■ Required action ■
Scan the records for the word "Affiliations". Report each line where it occurs.

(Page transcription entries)

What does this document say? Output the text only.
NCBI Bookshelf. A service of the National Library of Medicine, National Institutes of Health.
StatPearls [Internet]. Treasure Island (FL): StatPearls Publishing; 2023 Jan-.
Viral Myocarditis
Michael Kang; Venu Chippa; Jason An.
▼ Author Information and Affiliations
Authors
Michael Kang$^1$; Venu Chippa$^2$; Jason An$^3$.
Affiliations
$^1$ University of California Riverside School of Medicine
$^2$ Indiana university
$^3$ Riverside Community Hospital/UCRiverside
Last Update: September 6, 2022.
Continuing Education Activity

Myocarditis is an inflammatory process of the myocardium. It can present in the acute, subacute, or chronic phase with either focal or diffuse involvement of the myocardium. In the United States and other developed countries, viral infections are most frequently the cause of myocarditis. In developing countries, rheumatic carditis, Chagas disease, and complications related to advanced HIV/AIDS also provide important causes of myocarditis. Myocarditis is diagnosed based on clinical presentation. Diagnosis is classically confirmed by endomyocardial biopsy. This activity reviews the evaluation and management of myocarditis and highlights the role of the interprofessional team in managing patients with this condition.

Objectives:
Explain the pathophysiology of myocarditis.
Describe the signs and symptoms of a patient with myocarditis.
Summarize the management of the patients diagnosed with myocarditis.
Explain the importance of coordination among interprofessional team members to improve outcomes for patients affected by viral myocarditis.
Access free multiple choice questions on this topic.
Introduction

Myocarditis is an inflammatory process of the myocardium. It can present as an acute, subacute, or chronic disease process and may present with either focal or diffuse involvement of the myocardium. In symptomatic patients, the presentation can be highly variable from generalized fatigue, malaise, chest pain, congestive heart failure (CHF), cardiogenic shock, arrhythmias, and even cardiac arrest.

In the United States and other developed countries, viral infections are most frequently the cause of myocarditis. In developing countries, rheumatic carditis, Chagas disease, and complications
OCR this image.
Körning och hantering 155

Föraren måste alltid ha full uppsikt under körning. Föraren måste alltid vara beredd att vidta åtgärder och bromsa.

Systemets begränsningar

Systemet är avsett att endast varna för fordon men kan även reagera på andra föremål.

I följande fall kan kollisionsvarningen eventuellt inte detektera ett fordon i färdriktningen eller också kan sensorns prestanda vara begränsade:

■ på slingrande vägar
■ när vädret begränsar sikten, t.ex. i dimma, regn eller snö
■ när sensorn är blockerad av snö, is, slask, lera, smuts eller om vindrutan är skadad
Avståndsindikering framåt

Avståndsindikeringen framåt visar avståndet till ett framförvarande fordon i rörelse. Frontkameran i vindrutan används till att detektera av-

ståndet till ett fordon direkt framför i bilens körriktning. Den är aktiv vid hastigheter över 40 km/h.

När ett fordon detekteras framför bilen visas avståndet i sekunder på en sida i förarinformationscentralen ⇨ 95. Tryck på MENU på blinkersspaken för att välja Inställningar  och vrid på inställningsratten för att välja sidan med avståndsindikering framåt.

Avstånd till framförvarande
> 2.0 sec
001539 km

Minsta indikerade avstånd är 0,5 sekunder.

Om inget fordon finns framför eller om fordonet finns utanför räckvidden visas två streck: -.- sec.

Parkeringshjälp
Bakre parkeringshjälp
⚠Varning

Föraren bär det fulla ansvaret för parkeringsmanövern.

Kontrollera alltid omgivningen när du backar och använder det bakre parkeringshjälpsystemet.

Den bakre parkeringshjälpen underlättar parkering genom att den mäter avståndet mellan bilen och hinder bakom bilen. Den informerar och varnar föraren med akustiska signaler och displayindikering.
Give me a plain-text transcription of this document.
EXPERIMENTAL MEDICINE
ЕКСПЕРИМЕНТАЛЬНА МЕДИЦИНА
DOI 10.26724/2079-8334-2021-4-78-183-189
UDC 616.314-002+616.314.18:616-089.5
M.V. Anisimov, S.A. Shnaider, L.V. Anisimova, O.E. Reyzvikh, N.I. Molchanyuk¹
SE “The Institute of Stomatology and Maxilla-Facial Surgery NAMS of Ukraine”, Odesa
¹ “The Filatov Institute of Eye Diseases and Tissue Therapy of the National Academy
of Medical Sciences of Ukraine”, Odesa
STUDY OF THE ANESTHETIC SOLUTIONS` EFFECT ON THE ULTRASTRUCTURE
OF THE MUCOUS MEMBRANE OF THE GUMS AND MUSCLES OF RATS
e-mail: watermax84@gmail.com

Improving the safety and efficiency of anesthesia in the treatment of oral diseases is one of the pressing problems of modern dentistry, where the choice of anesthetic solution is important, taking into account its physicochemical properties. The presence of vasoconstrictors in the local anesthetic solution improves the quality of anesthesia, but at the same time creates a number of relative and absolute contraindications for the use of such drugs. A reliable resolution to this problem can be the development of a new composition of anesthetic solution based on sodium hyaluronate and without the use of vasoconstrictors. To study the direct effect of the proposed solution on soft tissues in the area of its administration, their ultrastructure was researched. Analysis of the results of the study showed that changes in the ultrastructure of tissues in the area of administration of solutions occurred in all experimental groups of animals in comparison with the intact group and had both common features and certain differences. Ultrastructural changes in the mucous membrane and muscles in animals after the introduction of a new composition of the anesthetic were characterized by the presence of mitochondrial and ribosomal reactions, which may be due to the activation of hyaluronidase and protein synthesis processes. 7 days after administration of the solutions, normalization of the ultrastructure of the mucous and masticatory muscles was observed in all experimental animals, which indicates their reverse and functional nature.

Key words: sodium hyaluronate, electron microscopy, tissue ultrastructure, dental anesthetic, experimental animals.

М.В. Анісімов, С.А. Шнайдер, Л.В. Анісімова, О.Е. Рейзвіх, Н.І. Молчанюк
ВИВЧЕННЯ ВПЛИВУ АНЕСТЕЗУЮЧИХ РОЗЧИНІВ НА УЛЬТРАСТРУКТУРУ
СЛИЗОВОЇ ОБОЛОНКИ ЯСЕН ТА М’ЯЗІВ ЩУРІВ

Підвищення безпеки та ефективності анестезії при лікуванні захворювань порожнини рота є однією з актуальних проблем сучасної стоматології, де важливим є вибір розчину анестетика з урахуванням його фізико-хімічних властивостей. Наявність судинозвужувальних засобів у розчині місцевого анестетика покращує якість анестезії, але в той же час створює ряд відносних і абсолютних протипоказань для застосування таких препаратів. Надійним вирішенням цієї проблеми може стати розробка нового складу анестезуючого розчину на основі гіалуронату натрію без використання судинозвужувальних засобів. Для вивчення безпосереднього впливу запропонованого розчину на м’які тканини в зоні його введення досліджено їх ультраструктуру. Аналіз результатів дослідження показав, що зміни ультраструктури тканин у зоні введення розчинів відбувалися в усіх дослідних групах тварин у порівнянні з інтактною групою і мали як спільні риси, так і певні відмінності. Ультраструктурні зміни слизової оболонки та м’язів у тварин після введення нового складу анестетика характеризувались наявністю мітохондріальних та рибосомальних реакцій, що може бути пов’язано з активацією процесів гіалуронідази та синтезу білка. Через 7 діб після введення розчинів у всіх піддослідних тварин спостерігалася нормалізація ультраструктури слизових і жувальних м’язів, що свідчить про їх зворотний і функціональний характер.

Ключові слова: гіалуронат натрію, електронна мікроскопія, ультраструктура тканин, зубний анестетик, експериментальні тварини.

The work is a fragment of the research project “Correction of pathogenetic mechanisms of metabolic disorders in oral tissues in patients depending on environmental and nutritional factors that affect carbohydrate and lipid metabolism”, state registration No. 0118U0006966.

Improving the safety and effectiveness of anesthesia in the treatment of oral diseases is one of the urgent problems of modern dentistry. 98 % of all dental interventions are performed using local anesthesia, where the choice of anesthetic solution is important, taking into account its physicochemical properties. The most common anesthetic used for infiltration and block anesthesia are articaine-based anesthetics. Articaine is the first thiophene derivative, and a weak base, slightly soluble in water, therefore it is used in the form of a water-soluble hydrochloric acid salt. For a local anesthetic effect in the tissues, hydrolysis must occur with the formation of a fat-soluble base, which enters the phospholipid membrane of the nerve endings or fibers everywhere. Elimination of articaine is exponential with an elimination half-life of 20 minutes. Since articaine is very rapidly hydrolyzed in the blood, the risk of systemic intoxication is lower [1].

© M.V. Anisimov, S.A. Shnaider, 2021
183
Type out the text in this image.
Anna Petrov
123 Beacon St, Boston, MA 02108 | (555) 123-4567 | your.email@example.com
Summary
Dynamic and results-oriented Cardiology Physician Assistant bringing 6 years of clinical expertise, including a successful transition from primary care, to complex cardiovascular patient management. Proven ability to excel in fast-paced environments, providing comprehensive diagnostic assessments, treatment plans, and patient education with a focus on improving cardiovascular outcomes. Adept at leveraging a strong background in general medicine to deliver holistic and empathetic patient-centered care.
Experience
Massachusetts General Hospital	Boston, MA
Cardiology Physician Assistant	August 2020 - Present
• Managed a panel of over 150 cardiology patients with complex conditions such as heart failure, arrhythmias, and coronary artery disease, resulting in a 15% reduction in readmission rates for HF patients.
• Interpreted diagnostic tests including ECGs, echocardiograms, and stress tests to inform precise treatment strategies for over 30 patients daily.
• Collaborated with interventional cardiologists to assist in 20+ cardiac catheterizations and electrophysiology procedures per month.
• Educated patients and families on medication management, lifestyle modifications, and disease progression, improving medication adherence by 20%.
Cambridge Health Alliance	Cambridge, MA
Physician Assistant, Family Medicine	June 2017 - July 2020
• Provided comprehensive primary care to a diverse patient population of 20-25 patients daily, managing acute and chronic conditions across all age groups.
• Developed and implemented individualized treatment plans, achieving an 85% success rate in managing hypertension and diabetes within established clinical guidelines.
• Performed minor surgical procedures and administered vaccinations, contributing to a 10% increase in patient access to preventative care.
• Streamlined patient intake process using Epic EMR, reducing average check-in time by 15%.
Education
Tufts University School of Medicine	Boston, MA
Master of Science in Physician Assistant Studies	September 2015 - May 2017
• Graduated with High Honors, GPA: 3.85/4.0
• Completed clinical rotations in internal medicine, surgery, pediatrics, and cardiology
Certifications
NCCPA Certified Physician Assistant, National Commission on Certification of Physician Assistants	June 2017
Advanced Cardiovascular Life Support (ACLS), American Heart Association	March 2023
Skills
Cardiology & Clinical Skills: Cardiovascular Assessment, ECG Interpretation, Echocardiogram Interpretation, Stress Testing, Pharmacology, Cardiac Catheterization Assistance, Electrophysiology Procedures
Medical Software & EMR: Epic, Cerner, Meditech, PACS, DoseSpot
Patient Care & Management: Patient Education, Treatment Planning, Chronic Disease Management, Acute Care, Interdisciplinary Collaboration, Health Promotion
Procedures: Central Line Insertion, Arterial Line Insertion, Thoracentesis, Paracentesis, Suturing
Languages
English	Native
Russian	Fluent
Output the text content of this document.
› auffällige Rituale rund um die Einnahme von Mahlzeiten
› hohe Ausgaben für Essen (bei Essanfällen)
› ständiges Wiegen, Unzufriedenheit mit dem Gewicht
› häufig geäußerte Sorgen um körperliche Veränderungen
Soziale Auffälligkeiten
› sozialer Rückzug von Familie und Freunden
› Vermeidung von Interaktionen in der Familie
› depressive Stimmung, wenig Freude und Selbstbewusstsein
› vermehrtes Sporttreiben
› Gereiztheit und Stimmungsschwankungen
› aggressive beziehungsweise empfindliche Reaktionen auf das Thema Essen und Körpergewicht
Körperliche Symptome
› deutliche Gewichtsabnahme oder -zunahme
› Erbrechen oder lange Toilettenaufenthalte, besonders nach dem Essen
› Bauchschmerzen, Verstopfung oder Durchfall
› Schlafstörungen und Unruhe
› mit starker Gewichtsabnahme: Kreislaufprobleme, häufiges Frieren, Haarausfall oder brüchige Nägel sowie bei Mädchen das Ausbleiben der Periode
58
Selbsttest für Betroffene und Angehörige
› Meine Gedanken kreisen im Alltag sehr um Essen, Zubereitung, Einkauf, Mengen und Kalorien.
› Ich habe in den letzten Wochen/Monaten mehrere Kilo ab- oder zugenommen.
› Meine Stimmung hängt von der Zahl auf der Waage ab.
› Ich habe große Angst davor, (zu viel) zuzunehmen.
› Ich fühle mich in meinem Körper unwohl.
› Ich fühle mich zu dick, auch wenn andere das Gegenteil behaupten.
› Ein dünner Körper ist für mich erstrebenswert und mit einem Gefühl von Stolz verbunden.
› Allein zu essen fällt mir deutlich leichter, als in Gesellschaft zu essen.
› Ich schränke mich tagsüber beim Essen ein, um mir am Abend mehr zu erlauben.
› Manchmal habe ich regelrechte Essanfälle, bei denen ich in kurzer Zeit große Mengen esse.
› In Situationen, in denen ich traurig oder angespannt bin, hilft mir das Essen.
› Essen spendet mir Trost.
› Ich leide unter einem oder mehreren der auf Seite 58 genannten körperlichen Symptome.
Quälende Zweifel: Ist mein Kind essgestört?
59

■ Answer ■
▼ Author Information and Affiliations
Affiliations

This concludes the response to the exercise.